*Task*.
State the number of lines that contain the word "Monthly", and add nothing else.

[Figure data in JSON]
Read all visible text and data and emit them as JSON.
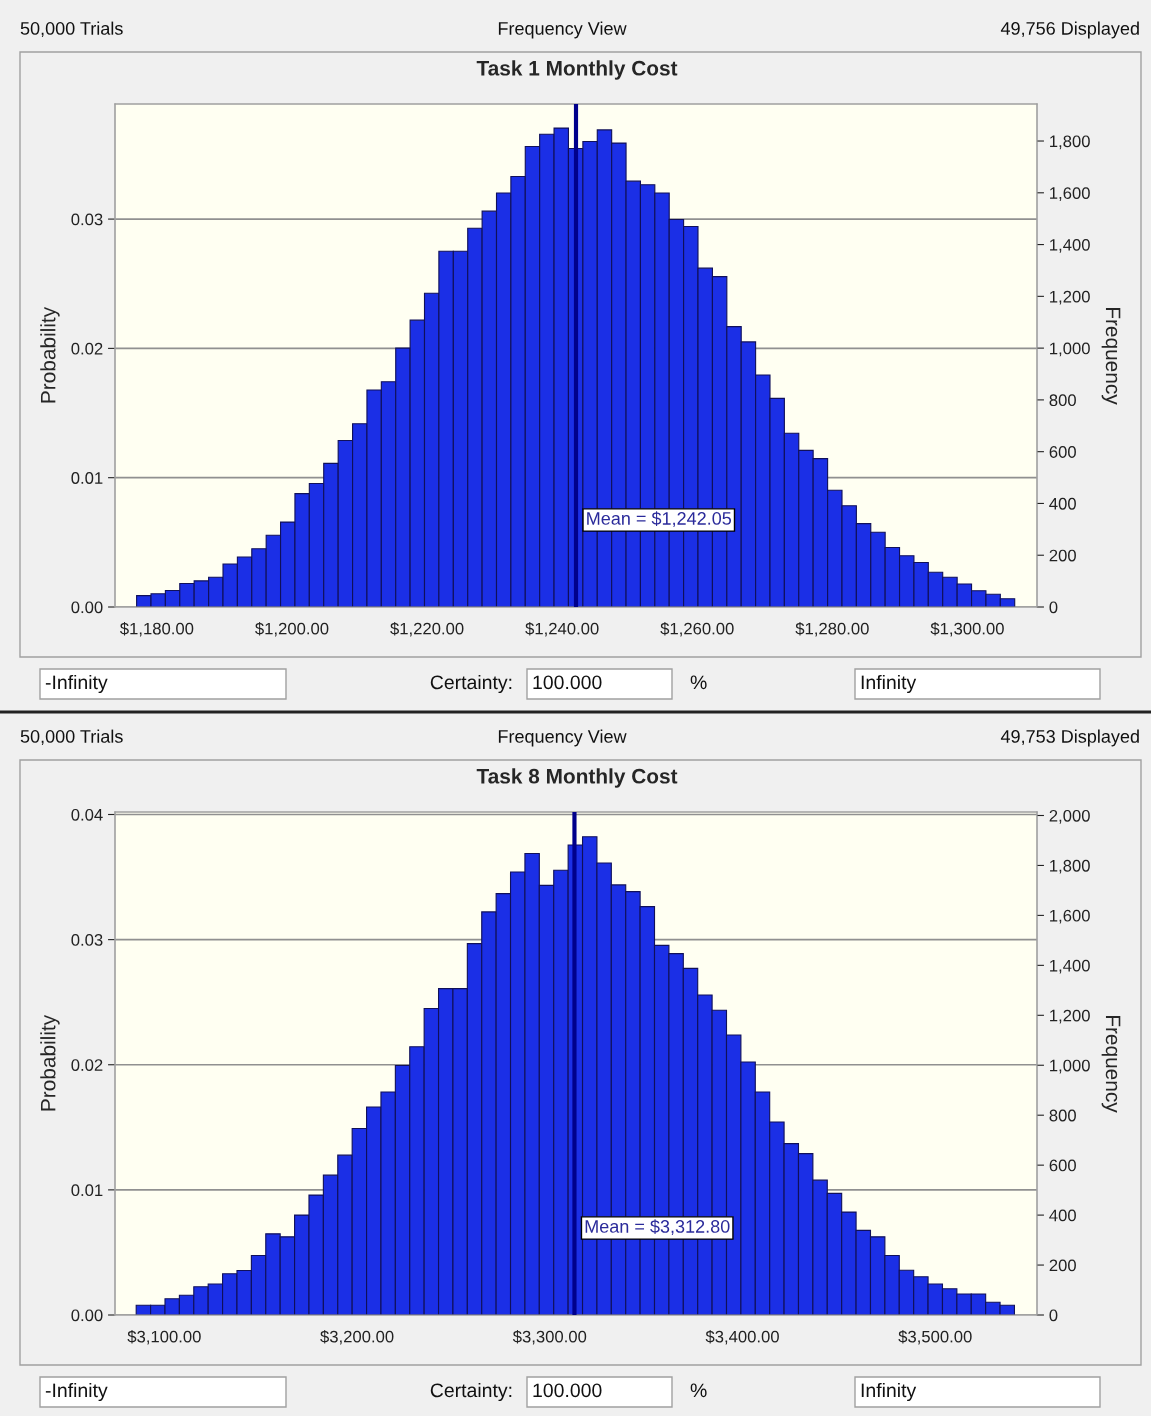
{
  "chart_data": [
    {
      "type": "histogram",
      "title": "Task 1 Monthly Cost",
      "ylabel": "Probability",
      "y2label": "Frequency",
      "bins": [
        1177.0,
        1179.13,
        1181.26,
        1183.39,
        1185.52,
        1187.66,
        1189.79,
        1191.92,
        1194.05,
        1196.18,
        1198.31,
        1200.44,
        1202.57,
        1204.7,
        1206.84,
        1208.97,
        1211.1,
        1213.23,
        1215.36,
        1217.49,
        1219.62,
        1221.75,
        1223.89,
        1226.02,
        1228.15,
        1230.28,
        1232.41,
        1234.54,
        1236.67,
        1238.8,
        1240.93,
        1243.07,
        1245.2,
        1247.33,
        1249.46,
        1251.59,
        1253.72,
        1255.85,
        1257.98,
        1260.11,
        1262.25,
        1264.38,
        1266.51,
        1268.64,
        1270.77,
        1272.9,
        1275.03,
        1277.16,
        1279.3,
        1281.43,
        1283.56,
        1285.69,
        1287.82,
        1289.95,
        1292.08,
        1294.21,
        1296.34,
        1298.48,
        1300.61,
        1302.74,
        1304.87,
        1307.0
      ],
      "series": [
        {
          "color": "#1b2fe6",
          "axis": "y2",
          "values": [
            44,
            51,
            64,
            91,
            101,
            115,
            166,
            193,
            225,
            277,
            328,
            438,
            477,
            555,
            643,
            708,
            838,
            870,
            1000,
            1108,
            1212,
            1374,
            1374,
            1463,
            1529,
            1599,
            1663,
            1779,
            1826,
            1850,
            1771,
            1798,
            1843,
            1792,
            1645,
            1631,
            1599,
            1497,
            1470,
            1309,
            1276,
            1083,
            1024,
            896,
            806,
            671,
            605,
            573,
            451,
            391,
            322,
            289,
            230,
            198,
            172,
            134,
            115,
            89,
            63,
            49,
            32
          ]
        }
      ],
      "xlim": [
        1173.8,
        1310.3
      ],
      "xticks": [
        {
          "value": 1180,
          "label": "$1,180.00"
        },
        {
          "value": 1200,
          "label": "$1,200.00"
        },
        {
          "value": 1220,
          "label": "$1,220.00"
        },
        {
          "value": 1240,
          "label": "$1,240.00"
        },
        {
          "value": 1260,
          "label": "$1,260.00"
        },
        {
          "value": 1280,
          "label": "$1,280.00"
        },
        {
          "value": 1300,
          "label": "$1,300.00"
        }
      ],
      "ylim": [
        0,
        0.0389
      ],
      "yticks": [
        {
          "value": 0,
          "label": "0.00"
        },
        {
          "value": 0.01,
          "label": "0.01"
        },
        {
          "value": 0.02,
          "label": "0.02"
        },
        {
          "value": 0.03,
          "label": "0.03"
        }
      ],
      "y2lim": [
        0,
        1943
      ],
      "y2ticks": [
        0,
        200,
        400,
        600,
        800,
        {
          "value": 1000,
          "label": "1,000"
        },
        {
          "value": 1200,
          "label": "1,200"
        },
        {
          "value": 1400,
          "label": "1,400"
        },
        {
          "value": 1600,
          "label": "1,600"
        },
        {
          "value": 1800,
          "label": "1,800"
        }
      ],
      "grid": "y",
      "ref_lines": [
        {
          "axis": "x",
          "value": 1242.05,
          "label": "Mean = $1,242.05",
          "color": "#00008b"
        }
      ],
      "annotations": [
        "50,000 Trials",
        "Frequency View",
        "49,756 Displayed",
        "-Infinity",
        "Certainty:",
        "100.000",
        "%",
        "Infinity"
      ]
    },
    {
      "type": "histogram",
      "title": "Task 8 Monthly Cost",
      "ylabel": "Probability",
      "y2label": "Frequency",
      "bins": [
        3085.4,
        3092.87,
        3100.34,
        3107.81,
        3115.28,
        3122.75,
        3130.22,
        3137.69,
        3145.16,
        3152.63,
        3160.11,
        3167.58,
        3175.05,
        3182.52,
        3189.99,
        3197.46,
        3204.93,
        3212.4,
        3219.87,
        3227.34,
        3234.81,
        3242.28,
        3249.75,
        3257.22,
        3264.69,
        3272.16,
        3279.63,
        3287.1,
        3294.57,
        3302.04,
        3309.52,
        3316.99,
        3324.46,
        3331.93,
        3339.4,
        3346.87,
        3354.34,
        3361.81,
        3369.28,
        3376.75,
        3384.22,
        3391.69,
        3399.16,
        3406.63,
        3414.1,
        3421.57,
        3429.04,
        3436.51,
        3443.98,
        3451.45,
        3458.93,
        3466.4,
        3473.87,
        3481.34,
        3488.81,
        3496.28,
        3503.75,
        3511.22,
        3518.69,
        3526.16,
        3533.63,
        3541.1
      ],
      "series": [
        {
          "color": "#1b2fe6",
          "axis": "y2",
          "values": [
            39,
            39,
            65,
            79,
            113,
            124,
            165,
            178,
            238,
            325,
            313,
            400,
            480,
            560,
            640,
            747,
            833,
            893,
            999,
            1074,
            1227,
            1307,
            1307,
            1487,
            1614,
            1687,
            1774,
            1848,
            1720,
            1781,
            1882,
            1915,
            1810,
            1722,
            1695,
            1635,
            1480,
            1447,
            1388,
            1281,
            1220,
            1121,
            1013,
            893,
            773,
            686,
            646,
            540,
            487,
            412,
            339,
            313,
            238,
            179,
            153,
            124,
            105,
            84,
            84,
            51,
            39
          ]
        }
      ],
      "xlim": [
        3074.4,
        3552.8
      ],
      "xticks": [
        {
          "value": 3100,
          "label": "$3,100.00"
        },
        {
          "value": 3200,
          "label": "$3,200.00"
        },
        {
          "value": 3300,
          "label": "$3,300.00"
        },
        {
          "value": 3400,
          "label": "$3,400.00"
        },
        {
          "value": 3500,
          "label": "$3,500.00"
        }
      ],
      "ylim": [
        0,
        0.0402
      ],
      "yticks": [
        {
          "value": 0,
          "label": "0.00"
        },
        {
          "value": 0.01,
          "label": "0.01"
        },
        {
          "value": 0.02,
          "label": "0.02"
        },
        {
          "value": 0.03,
          "label": "0.03"
        },
        {
          "value": 0.04,
          "label": "0.04"
        }
      ],
      "y2lim": [
        0,
        2014
      ],
      "y2ticks": [
        0,
        200,
        400,
        600,
        800,
        {
          "value": 1000,
          "label": "1,000"
        },
        {
          "value": 1200,
          "label": "1,200"
        },
        {
          "value": 1400,
          "label": "1,400"
        },
        {
          "value": 1600,
          "label": "1,600"
        },
        {
          "value": 1800,
          "label": "1,800"
        },
        {
          "value": 2000,
          "label": "2,000"
        }
      ],
      "grid": "y",
      "ref_lines": [
        {
          "axis": "x",
          "value": 3312.8,
          "label": "Mean = $3,312.80",
          "color": "#00008b"
        }
      ],
      "annotations": [
        "50,000 Trials",
        "Frequency View",
        "49,753 Displayed",
        "-Infinity",
        "Certainty:",
        "100.000",
        "%",
        "Infinity"
      ]
    }
  ]
}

*Solution to the problem*.
2